[Begin Data listing]

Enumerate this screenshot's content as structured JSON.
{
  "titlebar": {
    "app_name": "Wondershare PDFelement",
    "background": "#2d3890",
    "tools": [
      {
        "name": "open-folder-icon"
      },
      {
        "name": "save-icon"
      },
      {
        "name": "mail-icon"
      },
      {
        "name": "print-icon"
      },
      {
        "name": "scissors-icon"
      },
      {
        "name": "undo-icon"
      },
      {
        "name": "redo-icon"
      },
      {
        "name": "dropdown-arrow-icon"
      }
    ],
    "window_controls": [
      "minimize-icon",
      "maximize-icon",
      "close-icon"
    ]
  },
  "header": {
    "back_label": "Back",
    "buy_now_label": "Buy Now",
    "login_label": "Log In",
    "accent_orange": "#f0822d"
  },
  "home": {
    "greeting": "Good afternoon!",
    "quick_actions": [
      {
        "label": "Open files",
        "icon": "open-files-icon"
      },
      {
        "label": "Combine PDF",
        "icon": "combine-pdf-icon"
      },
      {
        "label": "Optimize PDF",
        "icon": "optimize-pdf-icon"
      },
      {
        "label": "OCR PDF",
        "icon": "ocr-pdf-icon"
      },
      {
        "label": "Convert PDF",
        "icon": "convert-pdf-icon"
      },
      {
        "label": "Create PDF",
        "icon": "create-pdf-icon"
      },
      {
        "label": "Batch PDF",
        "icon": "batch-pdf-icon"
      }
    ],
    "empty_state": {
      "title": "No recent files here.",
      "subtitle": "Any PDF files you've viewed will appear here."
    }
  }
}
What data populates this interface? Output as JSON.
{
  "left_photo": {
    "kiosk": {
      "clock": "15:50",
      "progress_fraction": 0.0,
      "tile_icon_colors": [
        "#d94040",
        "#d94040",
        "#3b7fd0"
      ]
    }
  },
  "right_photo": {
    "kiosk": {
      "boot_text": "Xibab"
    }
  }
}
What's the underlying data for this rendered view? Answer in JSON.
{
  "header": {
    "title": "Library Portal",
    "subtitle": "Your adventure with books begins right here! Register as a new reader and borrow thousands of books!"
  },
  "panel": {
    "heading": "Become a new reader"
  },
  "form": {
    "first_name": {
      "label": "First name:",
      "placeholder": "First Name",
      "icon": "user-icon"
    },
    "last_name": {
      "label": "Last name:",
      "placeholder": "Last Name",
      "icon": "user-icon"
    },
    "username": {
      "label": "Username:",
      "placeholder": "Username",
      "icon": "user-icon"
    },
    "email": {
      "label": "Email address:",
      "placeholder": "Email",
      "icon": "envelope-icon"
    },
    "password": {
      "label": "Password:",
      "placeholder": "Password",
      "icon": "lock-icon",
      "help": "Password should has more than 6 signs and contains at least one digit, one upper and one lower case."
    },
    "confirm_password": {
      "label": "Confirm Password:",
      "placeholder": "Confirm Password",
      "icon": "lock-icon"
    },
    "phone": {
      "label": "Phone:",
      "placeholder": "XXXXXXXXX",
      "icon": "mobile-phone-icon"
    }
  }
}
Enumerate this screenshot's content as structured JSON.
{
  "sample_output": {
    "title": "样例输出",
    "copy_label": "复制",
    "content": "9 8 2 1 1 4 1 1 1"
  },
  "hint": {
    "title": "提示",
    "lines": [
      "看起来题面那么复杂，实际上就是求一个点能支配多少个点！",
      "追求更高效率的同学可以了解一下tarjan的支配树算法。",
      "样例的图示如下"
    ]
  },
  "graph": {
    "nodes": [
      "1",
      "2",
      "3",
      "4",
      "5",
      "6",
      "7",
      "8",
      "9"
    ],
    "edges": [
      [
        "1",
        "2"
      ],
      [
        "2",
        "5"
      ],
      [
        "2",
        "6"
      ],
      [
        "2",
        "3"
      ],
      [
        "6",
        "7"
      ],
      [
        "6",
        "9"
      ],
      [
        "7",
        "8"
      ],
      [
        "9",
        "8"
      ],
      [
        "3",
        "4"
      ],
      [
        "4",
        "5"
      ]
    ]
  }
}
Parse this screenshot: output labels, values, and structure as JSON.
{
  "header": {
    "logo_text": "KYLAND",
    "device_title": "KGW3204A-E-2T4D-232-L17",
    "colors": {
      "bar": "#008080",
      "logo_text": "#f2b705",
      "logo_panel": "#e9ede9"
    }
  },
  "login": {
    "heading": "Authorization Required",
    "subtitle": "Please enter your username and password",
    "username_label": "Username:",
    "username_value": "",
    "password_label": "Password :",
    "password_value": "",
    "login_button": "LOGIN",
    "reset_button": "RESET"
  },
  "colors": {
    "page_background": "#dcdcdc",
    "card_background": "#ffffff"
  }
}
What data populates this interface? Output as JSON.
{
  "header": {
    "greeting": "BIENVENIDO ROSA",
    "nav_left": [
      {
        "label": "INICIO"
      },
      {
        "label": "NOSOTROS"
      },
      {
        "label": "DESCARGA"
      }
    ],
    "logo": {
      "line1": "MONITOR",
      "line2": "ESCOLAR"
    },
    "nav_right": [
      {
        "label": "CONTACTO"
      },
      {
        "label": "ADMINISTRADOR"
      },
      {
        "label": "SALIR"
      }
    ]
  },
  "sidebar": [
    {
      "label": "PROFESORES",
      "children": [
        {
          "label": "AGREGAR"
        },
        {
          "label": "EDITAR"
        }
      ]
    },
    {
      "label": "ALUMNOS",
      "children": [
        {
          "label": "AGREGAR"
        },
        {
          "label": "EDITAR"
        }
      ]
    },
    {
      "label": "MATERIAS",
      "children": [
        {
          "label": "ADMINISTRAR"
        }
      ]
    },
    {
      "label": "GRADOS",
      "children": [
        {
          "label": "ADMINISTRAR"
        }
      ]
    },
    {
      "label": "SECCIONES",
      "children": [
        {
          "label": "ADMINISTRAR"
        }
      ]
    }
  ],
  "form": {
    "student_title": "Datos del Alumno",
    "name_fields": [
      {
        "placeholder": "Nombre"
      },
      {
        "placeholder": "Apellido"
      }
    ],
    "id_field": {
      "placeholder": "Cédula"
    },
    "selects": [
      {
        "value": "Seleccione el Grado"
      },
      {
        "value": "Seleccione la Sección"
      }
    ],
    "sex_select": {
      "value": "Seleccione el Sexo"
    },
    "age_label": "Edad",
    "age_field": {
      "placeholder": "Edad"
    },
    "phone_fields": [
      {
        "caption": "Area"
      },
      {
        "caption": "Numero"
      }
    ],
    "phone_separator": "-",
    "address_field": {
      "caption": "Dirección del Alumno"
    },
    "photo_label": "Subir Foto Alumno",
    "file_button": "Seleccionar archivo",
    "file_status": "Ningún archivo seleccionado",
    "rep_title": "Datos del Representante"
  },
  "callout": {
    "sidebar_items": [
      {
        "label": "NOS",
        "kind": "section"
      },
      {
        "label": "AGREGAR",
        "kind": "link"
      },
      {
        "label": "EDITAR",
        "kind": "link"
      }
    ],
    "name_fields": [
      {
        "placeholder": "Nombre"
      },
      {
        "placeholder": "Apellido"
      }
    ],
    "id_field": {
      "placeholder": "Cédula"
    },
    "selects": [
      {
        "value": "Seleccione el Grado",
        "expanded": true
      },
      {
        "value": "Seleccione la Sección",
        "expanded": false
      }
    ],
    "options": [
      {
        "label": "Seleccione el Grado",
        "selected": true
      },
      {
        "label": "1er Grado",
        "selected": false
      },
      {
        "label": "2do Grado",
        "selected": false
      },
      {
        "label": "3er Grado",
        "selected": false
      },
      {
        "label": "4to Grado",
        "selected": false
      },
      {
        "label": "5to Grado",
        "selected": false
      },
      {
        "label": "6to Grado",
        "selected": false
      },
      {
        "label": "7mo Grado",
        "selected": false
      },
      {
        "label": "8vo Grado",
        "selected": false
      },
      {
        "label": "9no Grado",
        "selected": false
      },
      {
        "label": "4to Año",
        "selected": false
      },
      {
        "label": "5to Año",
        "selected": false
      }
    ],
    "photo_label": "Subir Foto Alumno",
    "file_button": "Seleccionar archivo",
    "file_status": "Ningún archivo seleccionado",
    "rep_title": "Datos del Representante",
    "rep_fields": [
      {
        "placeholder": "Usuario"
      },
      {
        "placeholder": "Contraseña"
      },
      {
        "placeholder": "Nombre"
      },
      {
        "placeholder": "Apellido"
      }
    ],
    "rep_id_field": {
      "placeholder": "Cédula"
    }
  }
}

[End Data listing]

Given problem:
Give the number of lines in the entries above that include the string "here". No other output is expected.

The reply:
3